(BRIEF):
Repeat every entry word for word, skipping the pictures.
------------------------------------------------------------
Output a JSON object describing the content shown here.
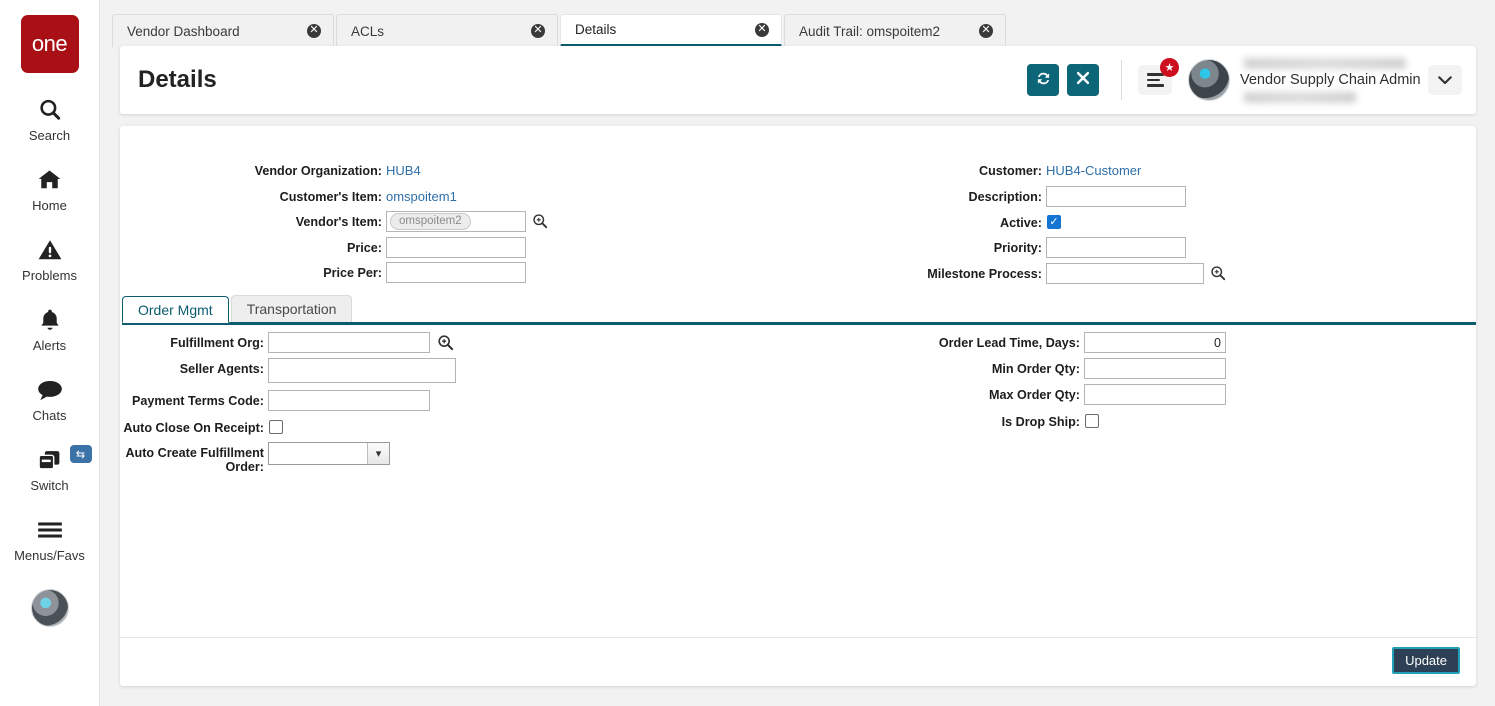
{
  "brand": {
    "logo_text": "one",
    "logo_color": "#a81016"
  },
  "sidebar": {
    "items": [
      {
        "label": "Search",
        "icon": "search-icon"
      },
      {
        "label": "Home",
        "icon": "home-icon"
      },
      {
        "label": "Problems",
        "icon": "warning-triangle-icon"
      },
      {
        "label": "Alerts",
        "icon": "bell-icon"
      },
      {
        "label": "Chats",
        "icon": "chat-bubble-icon"
      },
      {
        "label": "Switch",
        "icon": "switch-windows-icon",
        "badge_icon": "swap-arrows-icon"
      },
      {
        "label": "Menus/Favs",
        "icon": "hamburger-icon"
      }
    ],
    "avatar": "user-avatar"
  },
  "tabbar": {
    "tabs": [
      {
        "label": "Vendor Dashboard",
        "active": false
      },
      {
        "label": "ACLs",
        "active": false
      },
      {
        "label": "Details",
        "active": true
      },
      {
        "label": "Audit Trail: omspoitem2",
        "active": false
      }
    ],
    "close_glyph": "✕"
  },
  "header": {
    "title": "Details",
    "refresh_icon": "refresh-icon",
    "close_icon": "close-icon",
    "menu_favs_icon": "hamburger-icon",
    "favorites_badge_icon": "star-icon",
    "user_role": "Vendor Supply Chain Admin",
    "user_caret_icon": "chevron-down-icon",
    "accent_color": "#0c6678"
  },
  "details": {
    "left": [
      {
        "label": "Vendor Organization:",
        "type": "link",
        "value": "HUB4"
      },
      {
        "label": "Customer's Item:",
        "type": "link",
        "value": "omspoitem1"
      },
      {
        "label": "Vendor's Item:",
        "type": "chip",
        "value": "omspoitem2",
        "lookup": true
      },
      {
        "label": "Price:",
        "type": "text",
        "value": ""
      },
      {
        "label": "Price Per:",
        "type": "text",
        "value": ""
      }
    ],
    "right": [
      {
        "label": "Customer:",
        "type": "link",
        "value": "HUB4-Customer"
      },
      {
        "label": "Description:",
        "type": "text",
        "value": ""
      },
      {
        "label": "Active:",
        "type": "checkbox",
        "checked": true
      },
      {
        "label": "Priority:",
        "type": "text",
        "value": ""
      },
      {
        "label": "Milestone Process:",
        "type": "text",
        "value": "",
        "lookup": true
      }
    ]
  },
  "inner_tabs": [
    {
      "label": "Order Mgmt",
      "active": true
    },
    {
      "label": "Transportation",
      "active": false
    }
  ],
  "order_mgmt": {
    "left": [
      {
        "label": "Fulfillment Org:",
        "type": "text",
        "value": "",
        "lookup": true
      },
      {
        "label": "Seller Agents:",
        "type": "textarea",
        "value": ""
      },
      {
        "label": "Payment Terms Code:",
        "type": "text",
        "value": ""
      },
      {
        "label": "Auto Close On Receipt:",
        "type": "checkbox",
        "checked": false
      },
      {
        "label": "Auto Create Fulfillment Order:",
        "type": "select",
        "value": ""
      }
    ],
    "right": [
      {
        "label": "Order Lead Time, Days:",
        "type": "number",
        "value": "0"
      },
      {
        "label": "Min Order Qty:",
        "type": "number",
        "value": ""
      },
      {
        "label": "Max Order Qty:",
        "type": "number",
        "value": ""
      },
      {
        "label": "Is Drop Ship:",
        "type": "checkbox",
        "checked": false
      }
    ]
  },
  "footer": {
    "update_label": "Update"
  }
}
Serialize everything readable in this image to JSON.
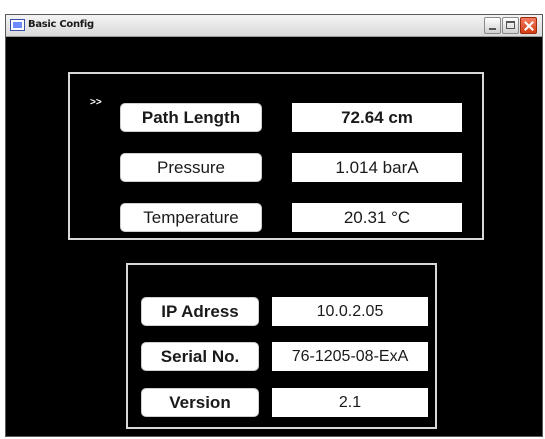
{
  "window": {
    "title": "Basic Config",
    "icon": "app-window-icon",
    "controls": {
      "minimize": "minimize-icon",
      "maximize": "maximize-icon",
      "close": "close-icon"
    }
  },
  "colors": {
    "background": "#000000",
    "panel_border": "#d8d8d8",
    "field_background": "#ffffff",
    "close_button": "#d23c14"
  },
  "sensors": {
    "pointer": ">>",
    "rows": [
      {
        "label": "Path Length",
        "value": "72.64 cm"
      },
      {
        "label": "Pressure",
        "value": "1.014 barA"
      },
      {
        "label": "Temperature",
        "value": "20.31 °C"
      }
    ]
  },
  "device_info": {
    "rows": [
      {
        "label": "IP Adress",
        "value": "10.0.2.05"
      },
      {
        "label": "Serial No.",
        "value": "76-1205-08-ExA"
      },
      {
        "label": "Version",
        "value": "2.1"
      }
    ]
  }
}
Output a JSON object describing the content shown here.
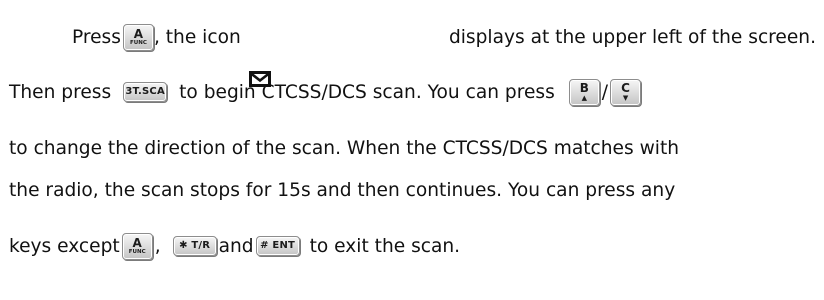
{
  "paragraph": {
    "line1": {
      "t1": "Press",
      "t2": ", the icon",
      "t3": "displays at the upper left of the screen."
    },
    "line2": {
      "t1": "Then press",
      "t2": "to begin CTCSS/DCS scan. You can press",
      "t3": "/"
    },
    "line3": "to change the direction of the scan. When the CTCSS/DCS matches with",
    "line4": "the radio, the scan stops for 15s and then continues. You can press any",
    "line5": {
      "t1": "keys except",
      "t2": ",",
      "t3": "and",
      "t4": "to exit the scan."
    }
  },
  "keys": {
    "a_func": {
      "big": "A",
      "small": "FUNC"
    },
    "three_tsca": {
      "label": "3T.SCA"
    },
    "b_up": {
      "big": "B",
      "arrow": "▲"
    },
    "c_down": {
      "big": "C",
      "arrow": "▼"
    },
    "star_tr": {
      "label": "✱ T/R"
    },
    "hash_ent": {
      "label": "# ENT"
    }
  },
  "icons": {
    "envelope": "envelope-icon"
  }
}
------------------------------------------------------------
(ANSWER TO THIS EXERCISE):
Output a JSON object describing the content shown here.
{
  "brand": {
    "logo_text": "one",
    "logo_color": "#a81016"
  },
  "sidebar": {
    "items": [
      {
        "label": "Search",
        "icon": "search-icon"
      },
      {
        "label": "Home",
        "icon": "home-icon"
      },
      {
        "label": "Problems",
        "icon": "warning-triangle-icon"
      },
      {
        "label": "Alerts",
        "icon": "bell-icon"
      },
      {
        "label": "Chats",
        "icon": "chat-bubble-icon"
      },
      {
        "label": "Switch",
        "icon": "switch-windows-icon",
        "badge_icon": "swap-arrows-icon"
      },
      {
        "label": "Menus/Favs",
        "icon": "hamburger-icon"
      }
    ],
    "avatar": "user-avatar"
  },
  "tabbar": {
    "tabs": [
      {
        "label": "Vendor Dashboard",
        "active": false
      },
      {
        "label": "ACLs",
        "active": false
      },
      {
        "label": "Details",
        "active": true
      },
      {
        "label": "Audit Trail: omspoitem2",
        "active": false
      }
    ],
    "close_glyph": "✕"
  },
  "header": {
    "title": "Details",
    "refresh_icon": "refresh-icon",
    "close_icon": "close-icon",
    "menu_favs_icon": "hamburger-icon",
    "favorites_badge_icon": "star-icon",
    "user_role": "Vendor Supply Chain Admin",
    "user_caret_icon": "chevron-down-icon",
    "accent_color": "#0c6678"
  },
  "details": {
    "left": [
      {
        "label": "Vendor Organization:",
        "type": "link",
        "value": "HUB4"
      },
      {
        "label": "Customer's Item:",
        "type": "link",
        "value": "omspoitem1"
      },
      {
        "label": "Vendor's Item:",
        "type": "chip",
        "value": "omspoitem2",
        "lookup": true
      },
      {
        "label": "Price:",
        "type": "text",
        "value": ""
      },
      {
        "label": "Price Per:",
        "type": "text",
        "value": ""
      }
    ],
    "right": [
      {
        "label": "Customer:",
        "type": "link",
        "value": "HUB4-Customer"
      },
      {
        "label": "Description:",
        "type": "text",
        "value": ""
      },
      {
        "label": "Active:",
        "type": "checkbox",
        "checked": true
      },
      {
        "label": "Priority:",
        "type": "text",
        "value": ""
      },
      {
        "label": "Milestone Process:",
        "type": "text",
        "value": "",
        "lookup": true
      }
    ]
  },
  "inner_tabs": [
    {
      "label": "Order Mgmt",
      "active": true
    },
    {
      "label": "Transportation",
      "active": false
    }
  ],
  "order_mgmt": {
    "left": [
      {
        "label": "Fulfillment Org:",
        "type": "text",
        "value": "",
        "lookup": true
      },
      {
        "label": "Seller Agents:",
        "type": "textarea",
        "value": ""
      },
      {
        "label": "Payment Terms Code:",
        "type": "text",
        "value": ""
      },
      {
        "label": "Auto Close On Receipt:",
        "type": "checkbox",
        "checked": false
      },
      {
        "label": "Auto Create Fulfillment Order:",
        "type": "select",
        "value": ""
      }
    ],
    "right": [
      {
        "label": "Order Lead Time, Days:",
        "type": "number",
        "value": "0"
      },
      {
        "label": "Min Order Qty:",
        "type": "number",
        "value": ""
      },
      {
        "label": "Max Order Qty:",
        "type": "number",
        "value": ""
      },
      {
        "label": "Is Drop Ship:",
        "type": "checkbox",
        "checked": false
      }
    ]
  },
  "footer": {
    "update_label": "Update"
  }
}
Serialize everything readable in this image to JSON.
{
  "window": {
    "title": "Basic Config",
    "icon": "app-window-icon",
    "controls": {
      "minimize": "minimize-icon",
      "maximize": "maximize-icon",
      "close": "close-icon"
    }
  },
  "colors": {
    "background": "#000000",
    "panel_border": "#d8d8d8",
    "field_background": "#ffffff",
    "close_button": "#d23c14"
  },
  "sensors": {
    "pointer": ">>",
    "rows": [
      {
        "label": "Path Length",
        "value": "72.64 cm"
      },
      {
        "label": "Pressure",
        "value": "1.014 barA"
      },
      {
        "label": "Temperature",
        "value": "20.31 °C"
      }
    ]
  },
  "device_info": {
    "rows": [
      {
        "label": "IP Adress",
        "value": "10.0.2.05"
      },
      {
        "label": "Serial No.",
        "value": "76-1205-08-ExA"
      },
      {
        "label": "Version",
        "value": "2.1"
      }
    ]
  }
}
Output a JSON object describing the content shown here.
{
  "paragraph": {
    "line1": {
      "t1": "Press",
      "t2": ", the icon",
      "t3": "displays at the upper left of the screen."
    },
    "line2": {
      "t1": "Then press",
      "t2": "to begin CTCSS/DCS scan. You can press",
      "t3": "/"
    },
    "line3": "to change the direction of the scan. When the CTCSS/DCS matches with",
    "line4": "the radio, the scan stops for 15s and then continues. You can press any",
    "line5": {
      "t1": "keys except",
      "t2": ",",
      "t3": "and",
      "t4": "to exit the scan."
    }
  },
  "keys": {
    "a_func": {
      "big": "A",
      "small": "FUNC"
    },
    "three_tsca": {
      "label": "3T.SCA"
    },
    "b_up": {
      "big": "B",
      "arrow": "▲"
    },
    "c_down": {
      "big": "C",
      "arrow": "▼"
    },
    "star_tr": {
      "label": "✱ T/R"
    },
    "hash_ent": {
      "label": "# ENT"
    }
  },
  "icons": {
    "envelope": "envelope-icon"
  }
}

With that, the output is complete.